## Problem statement
Copy out the listing that follows, exact in every word, and skip the images.

## Dataset records

= = = =

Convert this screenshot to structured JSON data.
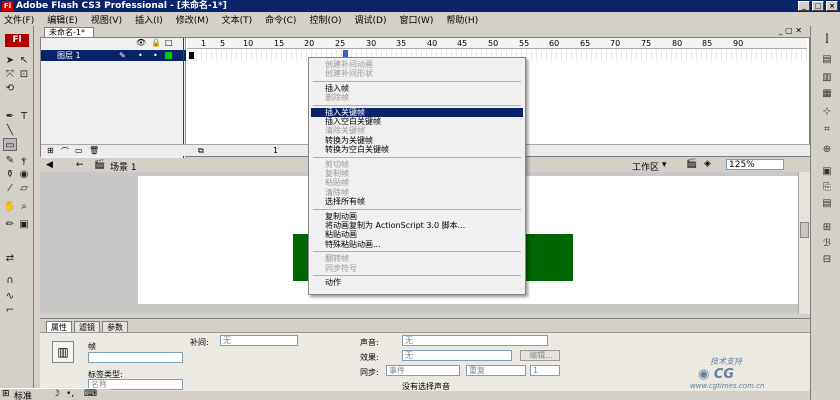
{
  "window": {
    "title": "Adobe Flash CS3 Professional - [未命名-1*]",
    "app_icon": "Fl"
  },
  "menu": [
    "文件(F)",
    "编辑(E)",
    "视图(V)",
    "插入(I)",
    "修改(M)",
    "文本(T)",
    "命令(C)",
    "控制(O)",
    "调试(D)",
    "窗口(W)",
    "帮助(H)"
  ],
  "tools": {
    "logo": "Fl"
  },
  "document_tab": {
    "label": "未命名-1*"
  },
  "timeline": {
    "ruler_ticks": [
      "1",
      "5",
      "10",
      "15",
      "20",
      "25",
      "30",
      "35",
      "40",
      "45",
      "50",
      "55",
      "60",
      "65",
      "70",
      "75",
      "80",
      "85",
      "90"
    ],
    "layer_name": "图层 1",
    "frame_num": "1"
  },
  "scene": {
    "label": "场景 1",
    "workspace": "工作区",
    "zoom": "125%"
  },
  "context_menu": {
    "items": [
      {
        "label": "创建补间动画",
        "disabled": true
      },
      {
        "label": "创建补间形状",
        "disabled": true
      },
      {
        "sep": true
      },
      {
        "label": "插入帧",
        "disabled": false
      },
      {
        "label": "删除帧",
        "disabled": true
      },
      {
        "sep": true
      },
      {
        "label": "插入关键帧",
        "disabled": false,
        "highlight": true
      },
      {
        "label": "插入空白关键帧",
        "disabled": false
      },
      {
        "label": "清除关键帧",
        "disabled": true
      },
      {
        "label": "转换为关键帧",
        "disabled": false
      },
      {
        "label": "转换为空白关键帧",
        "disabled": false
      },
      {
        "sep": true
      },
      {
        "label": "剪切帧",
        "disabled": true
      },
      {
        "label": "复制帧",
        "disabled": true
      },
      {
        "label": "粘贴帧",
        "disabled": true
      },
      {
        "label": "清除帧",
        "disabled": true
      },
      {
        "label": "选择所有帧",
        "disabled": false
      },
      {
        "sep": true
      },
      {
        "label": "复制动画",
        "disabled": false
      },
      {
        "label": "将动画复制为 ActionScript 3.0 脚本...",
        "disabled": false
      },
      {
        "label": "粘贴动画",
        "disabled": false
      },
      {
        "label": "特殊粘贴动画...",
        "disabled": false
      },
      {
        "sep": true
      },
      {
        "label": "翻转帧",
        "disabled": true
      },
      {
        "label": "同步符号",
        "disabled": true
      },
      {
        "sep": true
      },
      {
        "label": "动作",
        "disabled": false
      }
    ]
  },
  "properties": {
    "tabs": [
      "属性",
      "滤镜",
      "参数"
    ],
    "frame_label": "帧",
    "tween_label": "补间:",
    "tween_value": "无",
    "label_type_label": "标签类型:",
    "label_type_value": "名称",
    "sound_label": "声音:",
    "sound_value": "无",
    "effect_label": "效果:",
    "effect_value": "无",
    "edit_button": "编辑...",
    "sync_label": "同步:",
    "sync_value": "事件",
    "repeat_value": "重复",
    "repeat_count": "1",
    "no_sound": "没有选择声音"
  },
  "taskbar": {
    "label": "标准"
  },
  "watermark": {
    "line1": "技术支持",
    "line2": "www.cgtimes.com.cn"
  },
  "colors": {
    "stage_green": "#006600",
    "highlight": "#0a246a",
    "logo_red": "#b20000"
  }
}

= = = =

## Response to the exercise
Convert this screenshot to structured JSON data.
{
  "window": {
    "title": "Adobe Flash CS3 Professional - [未命名-1*]",
    "app_icon": "Fl"
  },
  "menu": [
    "文件(F)",
    "编辑(E)",
    "视图(V)",
    "插入(I)",
    "修改(M)",
    "文本(T)",
    "命令(C)",
    "控制(O)",
    "调试(D)",
    "窗口(W)",
    "帮助(H)"
  ],
  "tools": {
    "logo": "Fl"
  },
  "document_tab": {
    "label": "未命名-1*"
  },
  "timeline": {
    "ruler_ticks": [
      "1",
      "5",
      "10",
      "15",
      "20",
      "25",
      "30",
      "35",
      "40",
      "45",
      "50",
      "55",
      "60",
      "65",
      "70",
      "75",
      "80",
      "85",
      "90"
    ],
    "layer_name": "图层 1",
    "frame_num": "1"
  },
  "scene": {
    "label": "场景 1",
    "workspace": "工作区",
    "zoom": "125%"
  },
  "context_menu": {
    "items": [
      {
        "label": "创建补间动画",
        "disabled": true
      },
      {
        "label": "创建补间形状",
        "disabled": true
      },
      {
        "sep": true
      },
      {
        "label": "插入帧",
        "disabled": false
      },
      {
        "label": "删除帧",
        "disabled": true
      },
      {
        "sep": true
      },
      {
        "label": "插入关键帧",
        "disabled": false,
        "highlight": true
      },
      {
        "label": "插入空白关键帧",
        "disabled": false
      },
      {
        "label": "清除关键帧",
        "disabled": true
      },
      {
        "label": "转换为关键帧",
        "disabled": false
      },
      {
        "label": "转换为空白关键帧",
        "disabled": false
      },
      {
        "sep": true
      },
      {
        "label": "剪切帧",
        "disabled": true
      },
      {
        "label": "复制帧",
        "disabled": true
      },
      {
        "label": "粘贴帧",
        "disabled": true
      },
      {
        "label": "清除帧",
        "disabled": true
      },
      {
        "label": "选择所有帧",
        "disabled": false
      },
      {
        "sep": true
      },
      {
        "label": "复制动画",
        "disabled": false
      },
      {
        "label": "将动画复制为 ActionScript 3.0 脚本...",
        "disabled": false
      },
      {
        "label": "粘贴动画",
        "disabled": false
      },
      {
        "label": "特殊粘贴动画...",
        "disabled": false
      },
      {
        "sep": true
      },
      {
        "label": "翻转帧",
        "disabled": true
      },
      {
        "label": "同步符号",
        "disabled": true
      },
      {
        "sep": true
      },
      {
        "label": "动作",
        "disabled": false
      }
    ]
  },
  "properties": {
    "tabs": [
      "属性",
      "滤镜",
      "参数"
    ],
    "frame_label": "帧",
    "tween_label": "补间:",
    "tween_value": "无",
    "label_type_label": "标签类型:",
    "label_type_value": "名称",
    "sound_label": "声音:",
    "sound_value": "无",
    "effect_label": "效果:",
    "effect_value": "无",
    "edit_button": "编辑...",
    "sync_label": "同步:",
    "sync_value": "事件",
    "repeat_value": "重复",
    "repeat_count": "1",
    "no_sound": "没有选择声音"
  },
  "taskbar": {
    "label": "标准"
  },
  "watermark": {
    "line1": "技术支持",
    "line2": "www.cgtimes.com.cn"
  },
  "colors": {
    "stage_green": "#006600",
    "highlight": "#0a246a",
    "logo_red": "#b20000"
  }
}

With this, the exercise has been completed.